[Goal of the exercise]: Transcribe the material exactly. Images do not belong in the copy.

+---+

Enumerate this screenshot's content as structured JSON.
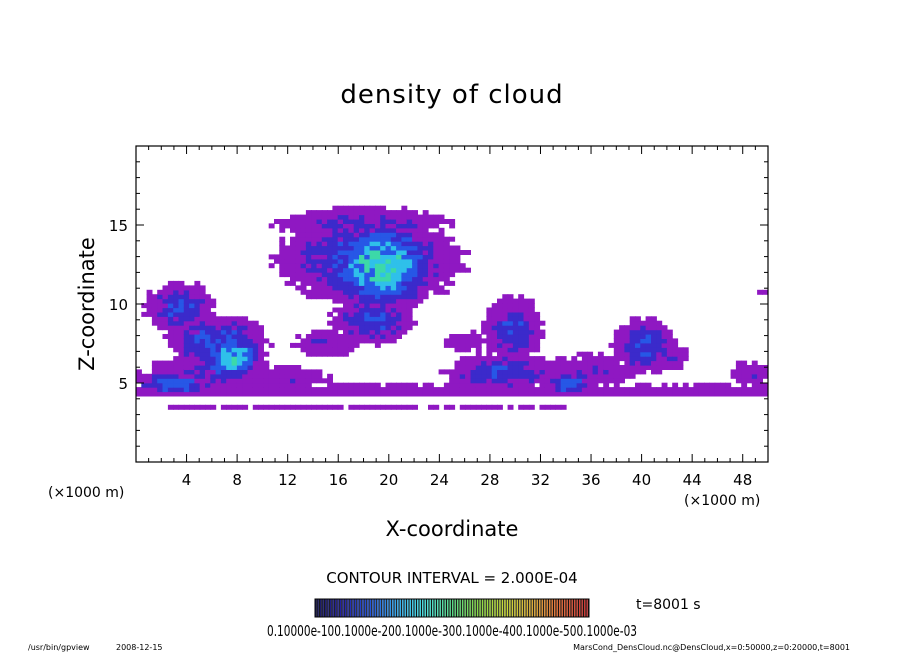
{
  "chart_data": {
    "type": "heatmap",
    "title": "density of cloud",
    "xlabel": "X-coordinate",
    "ylabel": "Z-coordinate",
    "x_unit": "(×1000 m)",
    "y_unit": "(×1000 m)",
    "xlim": [
      0,
      50
    ],
    "ylim": [
      0,
      20
    ],
    "x_ticks": [
      4,
      8,
      12,
      16,
      20,
      24,
      28,
      32,
      36,
      40,
      44,
      48
    ],
    "y_ticks": [
      5,
      10,
      15
    ],
    "contour_interval_label": "CONTOUR INTERVAL = 2.000E-04",
    "time_label": "t=8001 s",
    "colorbar_label": "0.10000e-100.1000e-200.1000e-300.1000e-400.1000e-500.1000e-03",
    "colorbar_colors": [
      "#1a1a5e",
      "#2222aa",
      "#2255dd",
      "#33aaee",
      "#44dddd",
      "#55dd88",
      "#88dd44",
      "#ccdd33",
      "#ddaa33",
      "#dd6633",
      "#cc3333"
    ],
    "fill_colors": {
      "outer": "#8f18c2",
      "mid": "#3b2acb",
      "inner": "#2757e6",
      "core": "#2fc0ea",
      "peak": "#3cd9a8"
    },
    "blobs": [
      {
        "x": 18.5,
        "z": 12.8,
        "rx": 8.0,
        "rz": 3.2,
        "level": 0.55
      },
      {
        "x": 18.0,
        "z": 15.1,
        "rx": 8.5,
        "rz": 1.3,
        "level": 0.4
      },
      {
        "x": 19.3,
        "z": 12.5,
        "rx": 4.5,
        "rz": 2.8,
        "level": 1.0
      },
      {
        "x": 18.8,
        "z": 9.0,
        "rx": 3.8,
        "rz": 1.8,
        "level": 0.5
      },
      {
        "x": 3.5,
        "z": 9.8,
        "rx": 3.2,
        "rz": 1.8,
        "level": 0.5
      },
      {
        "x": 6.5,
        "z": 7.6,
        "rx": 4.2,
        "rz": 1.8,
        "level": 0.6
      },
      {
        "x": 7.6,
        "z": 6.6,
        "rx": 2.4,
        "rz": 1.6,
        "level": 0.95
      },
      {
        "x": 3.0,
        "z": 5.0,
        "rx": 3.0,
        "rz": 0.8,
        "level": 0.7
      },
      {
        "x": 5.5,
        "z": 5.5,
        "rx": 6.5,
        "rz": 1.5,
        "level": 0.38
      },
      {
        "x": 12.0,
        "z": 5.3,
        "rx": 5.5,
        "rz": 1.1,
        "level": 0.28
      },
      {
        "x": 15.0,
        "z": 7.6,
        "rx": 4.0,
        "rz": 1.3,
        "level": 0.3
      },
      {
        "x": 26.0,
        "z": 7.6,
        "rx": 3.0,
        "rz": 1.0,
        "level": 0.28
      },
      {
        "x": 29.8,
        "z": 8.4,
        "rx": 2.8,
        "rz": 2.4,
        "level": 0.48
      },
      {
        "x": 29.0,
        "z": 5.7,
        "rx": 5.0,
        "rz": 1.3,
        "level": 0.52
      },
      {
        "x": 34.2,
        "z": 5.0,
        "rx": 2.2,
        "rz": 0.9,
        "level": 0.62
      },
      {
        "x": 36.0,
        "z": 5.8,
        "rx": 5.0,
        "rz": 1.5,
        "level": 0.3
      },
      {
        "x": 40.2,
        "z": 7.4,
        "rx": 2.8,
        "rz": 2.0,
        "level": 0.52
      },
      {
        "x": 41.5,
        "z": 6.6,
        "rx": 3.6,
        "rz": 1.2,
        "level": 0.32
      },
      {
        "x": 48.5,
        "z": 5.6,
        "rx": 2.5,
        "rz": 1.1,
        "level": 0.3
      },
      {
        "x": 49.5,
        "z": 10.7,
        "rx": 0.8,
        "rz": 0.4,
        "level": 0.3
      }
    ],
    "bands": [
      {
        "z": 4.5,
        "half_width": 0.45,
        "x_start": 0,
        "x_end": 50,
        "level": 0.26
      },
      {
        "z": 3.5,
        "half_width": 0.25,
        "x_start": 2,
        "x_end": 34,
        "level": 0.2
      }
    ]
  },
  "footer": {
    "program": "/usr/bin/gpview",
    "date": "2008-12-15",
    "source": "MarsCond_DensCloud.nc@DensCloud,x=0:50000,z=0:20000,t=8001"
  }
}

+---+

[Completed exercise]:
Enumerate this screenshot's content as structured JSON.
{
  "chart_data": {
    "type": "heatmap",
    "title": "density of cloud",
    "xlabel": "X-coordinate",
    "ylabel": "Z-coordinate",
    "x_unit": "(×1000 m)",
    "y_unit": "(×1000 m)",
    "xlim": [
      0,
      50
    ],
    "ylim": [
      0,
      20
    ],
    "x_ticks": [
      4,
      8,
      12,
      16,
      20,
      24,
      28,
      32,
      36,
      40,
      44,
      48
    ],
    "y_ticks": [
      5,
      10,
      15
    ],
    "contour_interval_label": "CONTOUR INTERVAL = 2.000E-04",
    "time_label": "t=8001 s",
    "colorbar_label": "0.10000e-100.1000e-200.1000e-300.1000e-400.1000e-500.1000e-03",
    "colorbar_colors": [
      "#1a1a5e",
      "#2222aa",
      "#2255dd",
      "#33aaee",
      "#44dddd",
      "#55dd88",
      "#88dd44",
      "#ccdd33",
      "#ddaa33",
      "#dd6633",
      "#cc3333"
    ],
    "fill_colors": {
      "outer": "#8f18c2",
      "mid": "#3b2acb",
      "inner": "#2757e6",
      "core": "#2fc0ea",
      "peak": "#3cd9a8"
    },
    "blobs": [
      {
        "x": 18.5,
        "z": 12.8,
        "rx": 8.0,
        "rz": 3.2,
        "level": 0.55
      },
      {
        "x": 18.0,
        "z": 15.1,
        "rx": 8.5,
        "rz": 1.3,
        "level": 0.4
      },
      {
        "x": 19.3,
        "z": 12.5,
        "rx": 4.5,
        "rz": 2.8,
        "level": 1.0
      },
      {
        "x": 18.8,
        "z": 9.0,
        "rx": 3.8,
        "rz": 1.8,
        "level": 0.5
      },
      {
        "x": 3.5,
        "z": 9.8,
        "rx": 3.2,
        "rz": 1.8,
        "level": 0.5
      },
      {
        "x": 6.5,
        "z": 7.6,
        "rx": 4.2,
        "rz": 1.8,
        "level": 0.6
      },
      {
        "x": 7.6,
        "z": 6.6,
        "rx": 2.4,
        "rz": 1.6,
        "level": 0.95
      },
      {
        "x": 3.0,
        "z": 5.0,
        "rx": 3.0,
        "rz": 0.8,
        "level": 0.7
      },
      {
        "x": 5.5,
        "z": 5.5,
        "rx": 6.5,
        "rz": 1.5,
        "level": 0.38
      },
      {
        "x": 12.0,
        "z": 5.3,
        "rx": 5.5,
        "rz": 1.1,
        "level": 0.28
      },
      {
        "x": 15.0,
        "z": 7.6,
        "rx": 4.0,
        "rz": 1.3,
        "level": 0.3
      },
      {
        "x": 26.0,
        "z": 7.6,
        "rx": 3.0,
        "rz": 1.0,
        "level": 0.28
      },
      {
        "x": 29.8,
        "z": 8.4,
        "rx": 2.8,
        "rz": 2.4,
        "level": 0.48
      },
      {
        "x": 29.0,
        "z": 5.7,
        "rx": 5.0,
        "rz": 1.3,
        "level": 0.52
      },
      {
        "x": 34.2,
        "z": 5.0,
        "rx": 2.2,
        "rz": 0.9,
        "level": 0.62
      },
      {
        "x": 36.0,
        "z": 5.8,
        "rx": 5.0,
        "rz": 1.5,
        "level": 0.3
      },
      {
        "x": 40.2,
        "z": 7.4,
        "rx": 2.8,
        "rz": 2.0,
        "level": 0.52
      },
      {
        "x": 41.5,
        "z": 6.6,
        "rx": 3.6,
        "rz": 1.2,
        "level": 0.32
      },
      {
        "x": 48.5,
        "z": 5.6,
        "rx": 2.5,
        "rz": 1.1,
        "level": 0.3
      },
      {
        "x": 49.5,
        "z": 10.7,
        "rx": 0.8,
        "rz": 0.4,
        "level": 0.3
      }
    ],
    "bands": [
      {
        "z": 4.5,
        "half_width": 0.45,
        "x_start": 0,
        "x_end": 50,
        "level": 0.26
      },
      {
        "z": 3.5,
        "half_width": 0.25,
        "x_start": 2,
        "x_end": 34,
        "level": 0.2
      }
    ]
  },
  "footer": {
    "program": "/usr/bin/gpview",
    "date": "2008-12-15",
    "source": "MarsCond_DensCloud.nc@DensCloud,x=0:50000,z=0:20000,t=8001"
  }
}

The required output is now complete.